> [Instructions for the task]
Reproduce each line that includes the word "school".

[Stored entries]
==*==
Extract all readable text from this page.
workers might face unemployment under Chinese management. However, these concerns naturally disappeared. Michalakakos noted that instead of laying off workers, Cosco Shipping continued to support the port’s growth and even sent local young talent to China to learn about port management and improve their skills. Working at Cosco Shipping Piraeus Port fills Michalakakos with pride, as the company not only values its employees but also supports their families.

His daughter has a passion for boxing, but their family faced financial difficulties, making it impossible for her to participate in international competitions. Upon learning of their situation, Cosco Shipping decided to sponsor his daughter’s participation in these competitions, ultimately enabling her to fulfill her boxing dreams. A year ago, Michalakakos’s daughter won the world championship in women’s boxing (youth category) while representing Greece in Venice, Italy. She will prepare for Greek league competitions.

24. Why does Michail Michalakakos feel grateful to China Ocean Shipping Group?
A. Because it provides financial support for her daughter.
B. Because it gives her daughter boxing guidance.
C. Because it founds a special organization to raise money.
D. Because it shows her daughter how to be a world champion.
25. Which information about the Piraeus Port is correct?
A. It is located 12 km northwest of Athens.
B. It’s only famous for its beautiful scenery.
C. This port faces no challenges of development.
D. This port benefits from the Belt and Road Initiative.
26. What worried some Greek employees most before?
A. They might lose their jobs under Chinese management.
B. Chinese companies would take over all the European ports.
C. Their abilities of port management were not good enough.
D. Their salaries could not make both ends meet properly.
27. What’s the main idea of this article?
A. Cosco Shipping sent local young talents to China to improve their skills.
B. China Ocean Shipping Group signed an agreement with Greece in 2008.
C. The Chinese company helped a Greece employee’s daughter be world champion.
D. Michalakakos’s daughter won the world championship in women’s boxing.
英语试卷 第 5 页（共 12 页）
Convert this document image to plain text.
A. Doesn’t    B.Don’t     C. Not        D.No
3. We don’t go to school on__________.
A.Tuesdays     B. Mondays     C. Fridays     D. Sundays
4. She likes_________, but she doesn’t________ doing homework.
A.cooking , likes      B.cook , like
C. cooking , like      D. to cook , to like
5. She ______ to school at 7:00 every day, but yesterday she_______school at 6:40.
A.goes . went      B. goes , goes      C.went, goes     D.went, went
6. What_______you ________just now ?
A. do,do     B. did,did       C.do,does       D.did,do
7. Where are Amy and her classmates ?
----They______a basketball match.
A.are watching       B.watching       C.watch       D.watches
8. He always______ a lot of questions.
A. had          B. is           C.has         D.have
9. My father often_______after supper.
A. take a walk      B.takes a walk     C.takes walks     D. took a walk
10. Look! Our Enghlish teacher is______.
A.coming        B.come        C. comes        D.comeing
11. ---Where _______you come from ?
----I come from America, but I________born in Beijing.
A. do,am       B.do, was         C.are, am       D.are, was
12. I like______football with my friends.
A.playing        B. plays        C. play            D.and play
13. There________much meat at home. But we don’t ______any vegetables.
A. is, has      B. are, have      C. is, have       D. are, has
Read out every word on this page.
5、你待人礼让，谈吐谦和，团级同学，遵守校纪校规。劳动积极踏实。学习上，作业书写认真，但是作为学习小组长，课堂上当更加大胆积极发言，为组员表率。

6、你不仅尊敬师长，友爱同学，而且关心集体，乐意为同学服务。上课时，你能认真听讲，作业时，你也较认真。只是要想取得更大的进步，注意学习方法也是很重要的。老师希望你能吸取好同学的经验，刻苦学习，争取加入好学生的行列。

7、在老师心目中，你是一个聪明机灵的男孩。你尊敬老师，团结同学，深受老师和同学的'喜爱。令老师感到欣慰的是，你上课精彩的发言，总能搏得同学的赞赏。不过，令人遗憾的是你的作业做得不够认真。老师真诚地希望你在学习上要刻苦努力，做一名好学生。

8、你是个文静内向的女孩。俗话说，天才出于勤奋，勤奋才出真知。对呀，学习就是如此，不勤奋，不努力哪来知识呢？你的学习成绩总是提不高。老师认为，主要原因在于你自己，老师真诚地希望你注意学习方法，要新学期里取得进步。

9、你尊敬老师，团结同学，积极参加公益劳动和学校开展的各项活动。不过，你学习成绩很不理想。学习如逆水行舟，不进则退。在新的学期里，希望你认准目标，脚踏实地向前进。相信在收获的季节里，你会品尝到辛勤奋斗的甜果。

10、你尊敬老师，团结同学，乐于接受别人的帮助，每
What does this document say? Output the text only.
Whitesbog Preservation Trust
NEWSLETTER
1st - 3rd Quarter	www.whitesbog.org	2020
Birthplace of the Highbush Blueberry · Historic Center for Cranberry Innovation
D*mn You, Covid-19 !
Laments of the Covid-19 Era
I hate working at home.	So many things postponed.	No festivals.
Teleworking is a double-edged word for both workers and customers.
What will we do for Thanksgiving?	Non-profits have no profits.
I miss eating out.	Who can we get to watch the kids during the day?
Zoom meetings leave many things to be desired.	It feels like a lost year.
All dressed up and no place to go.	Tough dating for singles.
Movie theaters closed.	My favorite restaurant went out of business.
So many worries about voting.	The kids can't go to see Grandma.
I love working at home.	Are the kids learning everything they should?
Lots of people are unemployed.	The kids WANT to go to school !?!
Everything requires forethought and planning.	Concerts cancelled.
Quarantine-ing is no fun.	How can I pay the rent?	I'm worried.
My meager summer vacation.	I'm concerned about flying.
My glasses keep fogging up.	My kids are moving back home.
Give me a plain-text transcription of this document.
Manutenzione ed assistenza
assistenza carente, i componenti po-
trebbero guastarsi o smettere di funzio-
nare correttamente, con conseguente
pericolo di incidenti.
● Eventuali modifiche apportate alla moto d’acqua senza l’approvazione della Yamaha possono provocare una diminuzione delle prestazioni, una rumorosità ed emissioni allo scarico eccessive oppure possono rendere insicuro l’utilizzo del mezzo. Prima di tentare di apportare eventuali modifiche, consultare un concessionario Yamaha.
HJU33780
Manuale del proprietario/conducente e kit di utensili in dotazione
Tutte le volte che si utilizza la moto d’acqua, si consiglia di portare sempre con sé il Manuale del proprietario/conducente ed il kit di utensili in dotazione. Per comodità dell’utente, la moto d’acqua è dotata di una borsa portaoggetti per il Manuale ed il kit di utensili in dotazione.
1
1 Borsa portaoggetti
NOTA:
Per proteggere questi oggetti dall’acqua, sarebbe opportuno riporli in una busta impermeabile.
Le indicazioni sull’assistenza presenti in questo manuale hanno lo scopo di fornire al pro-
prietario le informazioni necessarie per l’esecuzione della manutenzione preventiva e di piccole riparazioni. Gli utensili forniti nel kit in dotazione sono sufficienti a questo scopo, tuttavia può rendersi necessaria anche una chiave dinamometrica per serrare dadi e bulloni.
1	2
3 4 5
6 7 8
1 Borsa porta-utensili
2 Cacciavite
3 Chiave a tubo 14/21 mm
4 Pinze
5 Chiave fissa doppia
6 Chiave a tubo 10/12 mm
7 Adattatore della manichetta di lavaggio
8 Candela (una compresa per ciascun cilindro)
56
==*==
> [Written solution]
3. We don’t go to school on__________.
5. She ______ to school at 7:00 every day, but yesterday she_______school at 6:40.
Lots of people are unemployed.	The kids WANT to go to school !?!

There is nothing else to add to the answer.